>> start Provided data

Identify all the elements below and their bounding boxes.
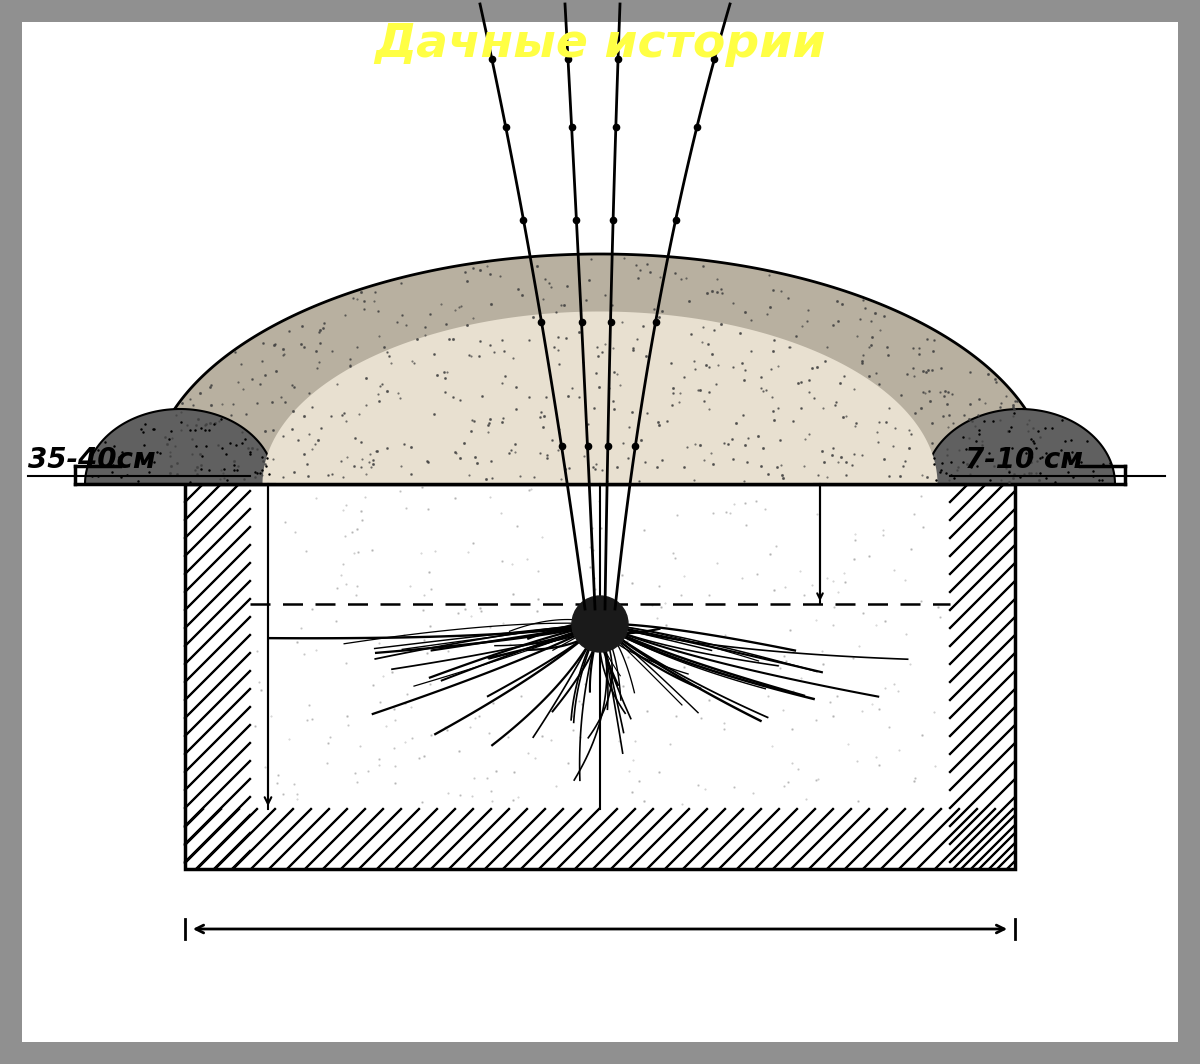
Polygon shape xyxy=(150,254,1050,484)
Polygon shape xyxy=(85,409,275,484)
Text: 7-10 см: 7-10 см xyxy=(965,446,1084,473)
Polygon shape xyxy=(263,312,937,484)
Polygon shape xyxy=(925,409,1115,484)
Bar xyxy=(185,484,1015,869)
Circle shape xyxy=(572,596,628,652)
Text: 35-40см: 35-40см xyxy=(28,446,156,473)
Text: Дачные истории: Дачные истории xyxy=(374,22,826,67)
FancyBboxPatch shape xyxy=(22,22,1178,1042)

>> end Provided data

Reproduce the entries above, substituting "Polygon region" for each occurrence of "Polygon shape" and leaving everything else unchanged. Omit the picture from your answer.

### Written solution
Identify all the elements below and their bounding boxes.
Polygon region xyxy=(150,254,1050,484)
Polygon region xyxy=(85,409,275,484)
Text: 7-10 см: 7-10 см xyxy=(965,446,1084,473)
Polygon region xyxy=(263,312,937,484)
Polygon region xyxy=(925,409,1115,484)
Bar xyxy=(185,484,1015,869)
Circle shape xyxy=(572,596,628,652)
Text: 35-40см: 35-40см xyxy=(28,446,156,473)
Text: Дачные истории: Дачные истории xyxy=(374,22,826,67)
FancyBboxPatch shape xyxy=(22,22,1178,1042)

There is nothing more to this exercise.